**Dataset**
- - - -

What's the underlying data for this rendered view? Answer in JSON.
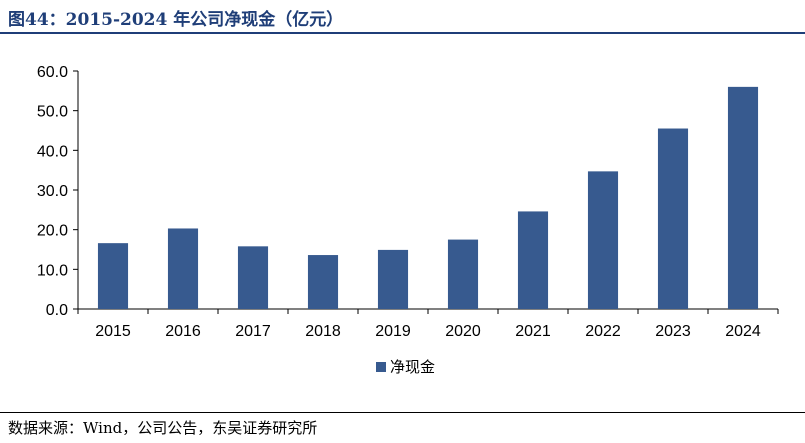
{
  "title": "图44：2015-2024 年公司净现金（亿元）",
  "source": "数据来源：Wind，公司公告，东吴证券研究所",
  "chart_data": {
    "type": "bar",
    "categories": [
      "2015",
      "2016",
      "2017",
      "2018",
      "2019",
      "2020",
      "2021",
      "2022",
      "2023",
      "2024"
    ],
    "series": [
      {
        "name": "净现金",
        "values": [
          16.6,
          20.3,
          15.8,
          13.6,
          14.9,
          17.5,
          24.6,
          34.7,
          45.5,
          56.0
        ],
        "color": "#375A8F"
      }
    ],
    "ylim": [
      0,
      60
    ],
    "yticks": [
      "0.0",
      "10.0",
      "20.0",
      "30.0",
      "40.0",
      "50.0",
      "60.0"
    ],
    "grid": false,
    "legend_position": "bottom-center"
  }
}
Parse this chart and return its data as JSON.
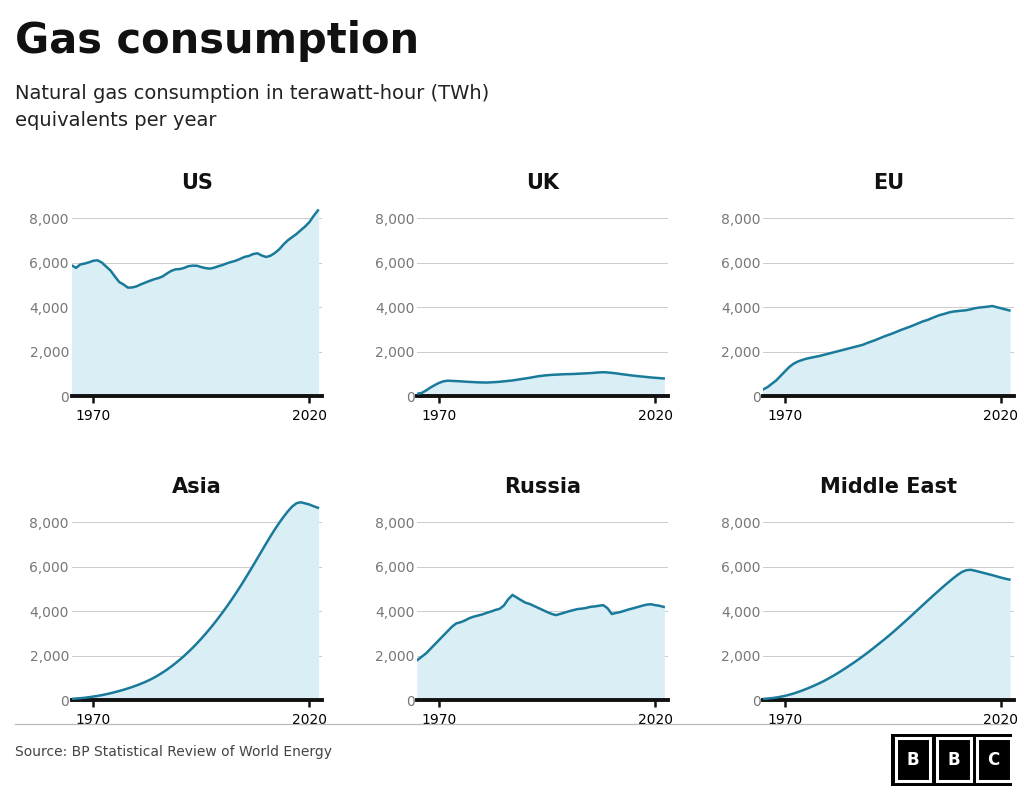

- - - -

**What is being asked**
Working from the entries above, return all lines that contain "this".

**Final result**
What's the underlying data for this rendered view? Answer in JSON.
Parse this chart and return its data as JSON.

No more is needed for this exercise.